### What you should do
Copy out every line in which the string "Probes" occurs.

▬▬▬▬▬▬▬▬▬▬

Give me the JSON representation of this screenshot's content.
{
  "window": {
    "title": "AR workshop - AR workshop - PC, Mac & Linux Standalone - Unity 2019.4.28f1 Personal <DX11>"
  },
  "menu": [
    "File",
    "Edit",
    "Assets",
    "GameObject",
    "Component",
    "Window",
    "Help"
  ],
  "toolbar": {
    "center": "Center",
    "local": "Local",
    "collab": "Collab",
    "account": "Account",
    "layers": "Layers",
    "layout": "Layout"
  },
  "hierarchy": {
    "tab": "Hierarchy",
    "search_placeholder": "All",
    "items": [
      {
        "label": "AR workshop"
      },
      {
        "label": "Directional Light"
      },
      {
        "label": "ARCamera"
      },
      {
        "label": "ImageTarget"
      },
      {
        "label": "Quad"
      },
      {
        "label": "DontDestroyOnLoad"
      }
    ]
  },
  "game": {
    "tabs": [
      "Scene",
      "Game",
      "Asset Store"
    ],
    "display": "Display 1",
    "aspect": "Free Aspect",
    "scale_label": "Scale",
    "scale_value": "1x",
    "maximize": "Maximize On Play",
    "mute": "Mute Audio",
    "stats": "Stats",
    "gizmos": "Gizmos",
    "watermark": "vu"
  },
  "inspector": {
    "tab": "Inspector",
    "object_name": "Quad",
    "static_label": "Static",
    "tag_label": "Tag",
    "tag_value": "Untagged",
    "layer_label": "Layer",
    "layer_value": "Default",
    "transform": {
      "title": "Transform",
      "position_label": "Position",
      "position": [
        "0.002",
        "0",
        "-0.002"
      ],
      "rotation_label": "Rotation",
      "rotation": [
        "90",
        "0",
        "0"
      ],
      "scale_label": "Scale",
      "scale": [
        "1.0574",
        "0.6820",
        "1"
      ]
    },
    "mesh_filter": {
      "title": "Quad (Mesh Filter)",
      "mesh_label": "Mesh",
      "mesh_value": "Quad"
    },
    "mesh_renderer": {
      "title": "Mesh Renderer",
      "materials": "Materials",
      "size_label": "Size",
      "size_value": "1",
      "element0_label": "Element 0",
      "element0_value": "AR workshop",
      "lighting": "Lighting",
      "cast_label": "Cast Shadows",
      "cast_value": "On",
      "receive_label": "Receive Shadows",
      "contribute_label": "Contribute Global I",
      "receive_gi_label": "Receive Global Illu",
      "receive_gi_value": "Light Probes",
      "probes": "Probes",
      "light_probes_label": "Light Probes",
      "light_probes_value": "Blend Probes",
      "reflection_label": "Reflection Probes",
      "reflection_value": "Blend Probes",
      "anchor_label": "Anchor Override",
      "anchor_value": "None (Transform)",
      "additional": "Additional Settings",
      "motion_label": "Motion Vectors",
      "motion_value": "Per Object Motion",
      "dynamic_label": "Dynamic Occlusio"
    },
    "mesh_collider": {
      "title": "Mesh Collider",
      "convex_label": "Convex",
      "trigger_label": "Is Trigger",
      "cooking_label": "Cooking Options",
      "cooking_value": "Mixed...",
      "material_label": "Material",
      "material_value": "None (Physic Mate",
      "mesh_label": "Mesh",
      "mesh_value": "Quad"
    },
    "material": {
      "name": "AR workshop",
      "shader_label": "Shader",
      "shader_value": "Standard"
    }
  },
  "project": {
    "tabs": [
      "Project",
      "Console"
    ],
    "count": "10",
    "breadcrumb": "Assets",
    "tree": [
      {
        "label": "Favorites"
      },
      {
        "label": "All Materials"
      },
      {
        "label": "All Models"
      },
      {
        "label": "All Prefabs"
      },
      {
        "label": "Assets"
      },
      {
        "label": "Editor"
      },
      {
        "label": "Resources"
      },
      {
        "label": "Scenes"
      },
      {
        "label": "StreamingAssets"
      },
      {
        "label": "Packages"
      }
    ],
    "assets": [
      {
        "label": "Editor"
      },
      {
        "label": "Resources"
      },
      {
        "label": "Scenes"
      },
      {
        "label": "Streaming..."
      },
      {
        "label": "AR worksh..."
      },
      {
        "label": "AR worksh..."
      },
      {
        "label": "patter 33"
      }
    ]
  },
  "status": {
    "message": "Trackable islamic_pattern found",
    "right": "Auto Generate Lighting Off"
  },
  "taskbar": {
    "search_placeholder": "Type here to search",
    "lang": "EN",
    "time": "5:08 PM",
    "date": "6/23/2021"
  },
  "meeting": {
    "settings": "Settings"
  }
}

▬▬▬▬▬▬▬▬▬▬

### Task answer
      "receive_gi_value": "Light Probes",
      "probes": "Probes",
      "light_probes_label": "Light Probes",
      "light_probes_value": "Blend Probes",
      "reflection_label": "Reflection Probes",
      "reflection_value": "Blend Probes",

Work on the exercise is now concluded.